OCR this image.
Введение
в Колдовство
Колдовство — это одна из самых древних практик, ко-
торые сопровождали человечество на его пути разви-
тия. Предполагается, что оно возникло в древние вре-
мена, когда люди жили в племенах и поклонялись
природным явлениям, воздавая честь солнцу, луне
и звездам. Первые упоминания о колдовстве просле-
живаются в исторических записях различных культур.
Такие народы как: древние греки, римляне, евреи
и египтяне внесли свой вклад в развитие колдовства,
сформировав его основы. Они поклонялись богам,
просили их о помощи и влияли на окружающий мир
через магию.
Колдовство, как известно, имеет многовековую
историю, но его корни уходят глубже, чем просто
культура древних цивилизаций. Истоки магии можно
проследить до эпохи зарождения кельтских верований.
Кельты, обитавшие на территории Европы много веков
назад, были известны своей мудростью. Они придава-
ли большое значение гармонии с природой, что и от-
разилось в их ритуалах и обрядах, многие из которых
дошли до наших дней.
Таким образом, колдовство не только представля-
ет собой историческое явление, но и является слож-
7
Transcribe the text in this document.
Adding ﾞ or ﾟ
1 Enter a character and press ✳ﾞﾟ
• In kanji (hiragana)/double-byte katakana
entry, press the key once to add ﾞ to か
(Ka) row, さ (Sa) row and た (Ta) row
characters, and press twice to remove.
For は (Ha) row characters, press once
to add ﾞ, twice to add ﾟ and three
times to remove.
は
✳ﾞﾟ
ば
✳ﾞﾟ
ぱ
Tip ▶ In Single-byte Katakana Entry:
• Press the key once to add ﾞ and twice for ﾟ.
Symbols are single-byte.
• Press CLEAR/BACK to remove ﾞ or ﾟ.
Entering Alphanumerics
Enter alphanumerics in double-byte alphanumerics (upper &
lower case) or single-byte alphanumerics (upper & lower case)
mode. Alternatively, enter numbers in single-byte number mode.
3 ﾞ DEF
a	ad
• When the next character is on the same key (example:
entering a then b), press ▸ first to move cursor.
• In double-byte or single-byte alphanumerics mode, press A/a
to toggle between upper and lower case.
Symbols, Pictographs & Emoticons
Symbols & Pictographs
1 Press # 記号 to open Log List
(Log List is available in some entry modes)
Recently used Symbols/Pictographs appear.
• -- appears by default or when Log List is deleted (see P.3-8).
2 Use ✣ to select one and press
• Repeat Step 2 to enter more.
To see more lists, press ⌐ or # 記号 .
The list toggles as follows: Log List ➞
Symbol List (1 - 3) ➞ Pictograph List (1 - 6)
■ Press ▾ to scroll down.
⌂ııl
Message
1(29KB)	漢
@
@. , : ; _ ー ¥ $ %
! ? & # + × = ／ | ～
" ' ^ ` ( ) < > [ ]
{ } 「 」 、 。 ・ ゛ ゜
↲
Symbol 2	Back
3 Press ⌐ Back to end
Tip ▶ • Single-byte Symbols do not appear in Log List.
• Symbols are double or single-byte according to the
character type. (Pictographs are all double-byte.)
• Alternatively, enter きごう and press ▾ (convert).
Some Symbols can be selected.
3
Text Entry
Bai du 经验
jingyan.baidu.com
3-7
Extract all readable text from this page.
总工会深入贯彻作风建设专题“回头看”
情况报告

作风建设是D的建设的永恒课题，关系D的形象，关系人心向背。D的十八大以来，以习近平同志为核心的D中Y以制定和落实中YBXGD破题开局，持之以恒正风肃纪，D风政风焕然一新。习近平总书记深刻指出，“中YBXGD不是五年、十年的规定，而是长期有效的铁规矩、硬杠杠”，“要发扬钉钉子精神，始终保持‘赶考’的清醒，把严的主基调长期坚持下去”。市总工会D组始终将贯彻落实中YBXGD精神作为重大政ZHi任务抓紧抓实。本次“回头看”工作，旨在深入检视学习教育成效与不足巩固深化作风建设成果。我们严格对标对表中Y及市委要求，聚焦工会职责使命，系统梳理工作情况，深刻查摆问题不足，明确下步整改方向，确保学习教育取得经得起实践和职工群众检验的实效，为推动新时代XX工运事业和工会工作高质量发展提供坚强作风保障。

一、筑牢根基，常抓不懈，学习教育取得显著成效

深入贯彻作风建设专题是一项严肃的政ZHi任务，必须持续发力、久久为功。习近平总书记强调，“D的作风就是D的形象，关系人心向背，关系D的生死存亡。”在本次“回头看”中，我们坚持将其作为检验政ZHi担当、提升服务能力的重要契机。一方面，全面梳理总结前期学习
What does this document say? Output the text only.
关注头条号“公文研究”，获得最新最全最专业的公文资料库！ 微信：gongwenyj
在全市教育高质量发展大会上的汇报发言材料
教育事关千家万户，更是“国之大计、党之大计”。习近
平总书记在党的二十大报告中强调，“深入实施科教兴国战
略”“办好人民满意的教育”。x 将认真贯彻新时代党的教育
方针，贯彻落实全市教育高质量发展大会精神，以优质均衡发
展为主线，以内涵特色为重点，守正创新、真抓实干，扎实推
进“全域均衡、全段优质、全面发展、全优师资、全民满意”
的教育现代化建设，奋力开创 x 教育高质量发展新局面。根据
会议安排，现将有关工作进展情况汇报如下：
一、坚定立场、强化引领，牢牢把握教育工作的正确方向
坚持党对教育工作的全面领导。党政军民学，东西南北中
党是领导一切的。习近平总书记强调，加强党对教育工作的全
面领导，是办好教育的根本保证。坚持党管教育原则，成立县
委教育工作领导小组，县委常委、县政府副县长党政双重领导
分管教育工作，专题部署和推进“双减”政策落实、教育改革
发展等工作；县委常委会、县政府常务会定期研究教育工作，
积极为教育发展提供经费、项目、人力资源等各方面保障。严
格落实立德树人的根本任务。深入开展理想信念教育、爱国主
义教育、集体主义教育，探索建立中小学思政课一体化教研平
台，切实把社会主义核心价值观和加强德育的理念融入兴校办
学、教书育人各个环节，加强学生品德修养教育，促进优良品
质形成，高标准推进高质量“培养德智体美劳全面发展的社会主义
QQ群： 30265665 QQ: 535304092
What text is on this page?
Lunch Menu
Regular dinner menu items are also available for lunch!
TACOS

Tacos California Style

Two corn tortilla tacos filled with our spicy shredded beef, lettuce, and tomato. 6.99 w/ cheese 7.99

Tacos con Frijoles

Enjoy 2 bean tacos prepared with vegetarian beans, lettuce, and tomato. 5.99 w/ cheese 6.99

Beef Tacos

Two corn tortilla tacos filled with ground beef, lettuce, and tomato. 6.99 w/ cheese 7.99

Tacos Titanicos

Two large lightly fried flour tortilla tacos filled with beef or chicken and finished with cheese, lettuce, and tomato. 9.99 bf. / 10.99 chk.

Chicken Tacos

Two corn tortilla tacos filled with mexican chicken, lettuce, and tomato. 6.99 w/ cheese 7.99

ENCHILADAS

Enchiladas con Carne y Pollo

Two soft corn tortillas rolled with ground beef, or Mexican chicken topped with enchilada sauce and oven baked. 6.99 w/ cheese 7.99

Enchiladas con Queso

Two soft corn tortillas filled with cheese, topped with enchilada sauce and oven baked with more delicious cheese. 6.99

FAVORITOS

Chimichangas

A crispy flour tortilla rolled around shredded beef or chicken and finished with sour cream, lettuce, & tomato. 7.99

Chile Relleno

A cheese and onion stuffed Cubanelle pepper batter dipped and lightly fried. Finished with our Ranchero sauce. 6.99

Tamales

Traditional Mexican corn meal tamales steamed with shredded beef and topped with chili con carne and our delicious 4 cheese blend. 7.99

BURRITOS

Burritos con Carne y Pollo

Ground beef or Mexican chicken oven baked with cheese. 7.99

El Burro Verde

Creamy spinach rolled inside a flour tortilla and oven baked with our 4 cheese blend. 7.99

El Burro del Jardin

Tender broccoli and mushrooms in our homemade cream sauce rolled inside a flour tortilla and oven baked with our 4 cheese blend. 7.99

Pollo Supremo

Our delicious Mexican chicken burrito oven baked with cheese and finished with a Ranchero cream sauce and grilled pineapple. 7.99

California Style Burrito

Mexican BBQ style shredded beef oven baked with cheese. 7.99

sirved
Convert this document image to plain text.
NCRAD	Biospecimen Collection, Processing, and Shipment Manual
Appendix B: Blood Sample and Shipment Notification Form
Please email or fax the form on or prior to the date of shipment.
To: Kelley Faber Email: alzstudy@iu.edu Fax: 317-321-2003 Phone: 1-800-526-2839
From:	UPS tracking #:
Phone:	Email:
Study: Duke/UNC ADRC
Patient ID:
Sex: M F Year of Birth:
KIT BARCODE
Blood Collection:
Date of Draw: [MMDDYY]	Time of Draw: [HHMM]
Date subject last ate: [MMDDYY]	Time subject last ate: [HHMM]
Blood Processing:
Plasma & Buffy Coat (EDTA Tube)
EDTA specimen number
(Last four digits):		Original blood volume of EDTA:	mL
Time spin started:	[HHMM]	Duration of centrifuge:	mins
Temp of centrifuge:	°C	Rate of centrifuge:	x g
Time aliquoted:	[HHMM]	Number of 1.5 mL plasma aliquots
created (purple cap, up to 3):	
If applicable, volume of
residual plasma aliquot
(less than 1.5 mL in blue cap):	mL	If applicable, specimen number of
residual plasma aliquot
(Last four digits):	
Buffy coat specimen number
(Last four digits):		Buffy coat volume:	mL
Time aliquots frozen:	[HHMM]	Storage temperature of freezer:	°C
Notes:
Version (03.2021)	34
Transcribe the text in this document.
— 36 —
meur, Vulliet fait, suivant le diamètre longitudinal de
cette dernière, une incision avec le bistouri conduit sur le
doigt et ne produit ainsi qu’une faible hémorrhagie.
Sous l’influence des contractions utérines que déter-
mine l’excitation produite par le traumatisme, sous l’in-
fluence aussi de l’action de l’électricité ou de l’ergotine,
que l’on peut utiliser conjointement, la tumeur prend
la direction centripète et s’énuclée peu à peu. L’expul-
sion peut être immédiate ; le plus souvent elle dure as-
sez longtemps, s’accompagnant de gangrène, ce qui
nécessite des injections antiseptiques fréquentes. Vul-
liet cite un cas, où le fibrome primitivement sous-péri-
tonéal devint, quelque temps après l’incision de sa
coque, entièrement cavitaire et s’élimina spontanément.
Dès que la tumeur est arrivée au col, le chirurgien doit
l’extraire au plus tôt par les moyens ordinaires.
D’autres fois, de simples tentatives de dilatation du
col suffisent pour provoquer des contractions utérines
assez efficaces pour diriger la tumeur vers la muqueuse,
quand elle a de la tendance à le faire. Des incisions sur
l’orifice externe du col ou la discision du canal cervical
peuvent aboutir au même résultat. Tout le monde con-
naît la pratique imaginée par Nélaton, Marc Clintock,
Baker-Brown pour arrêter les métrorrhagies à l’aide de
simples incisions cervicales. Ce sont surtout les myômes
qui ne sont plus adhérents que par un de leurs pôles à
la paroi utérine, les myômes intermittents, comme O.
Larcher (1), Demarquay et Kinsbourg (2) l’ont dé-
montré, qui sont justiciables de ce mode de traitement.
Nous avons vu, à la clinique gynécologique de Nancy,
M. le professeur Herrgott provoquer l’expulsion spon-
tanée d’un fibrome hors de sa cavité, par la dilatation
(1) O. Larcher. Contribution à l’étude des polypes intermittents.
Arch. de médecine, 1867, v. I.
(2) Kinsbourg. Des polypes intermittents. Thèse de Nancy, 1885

-=-=-=-=-

= Exercise details =
State how many lines of the listing include "tumeur", and nothing more.

= Written solution =
3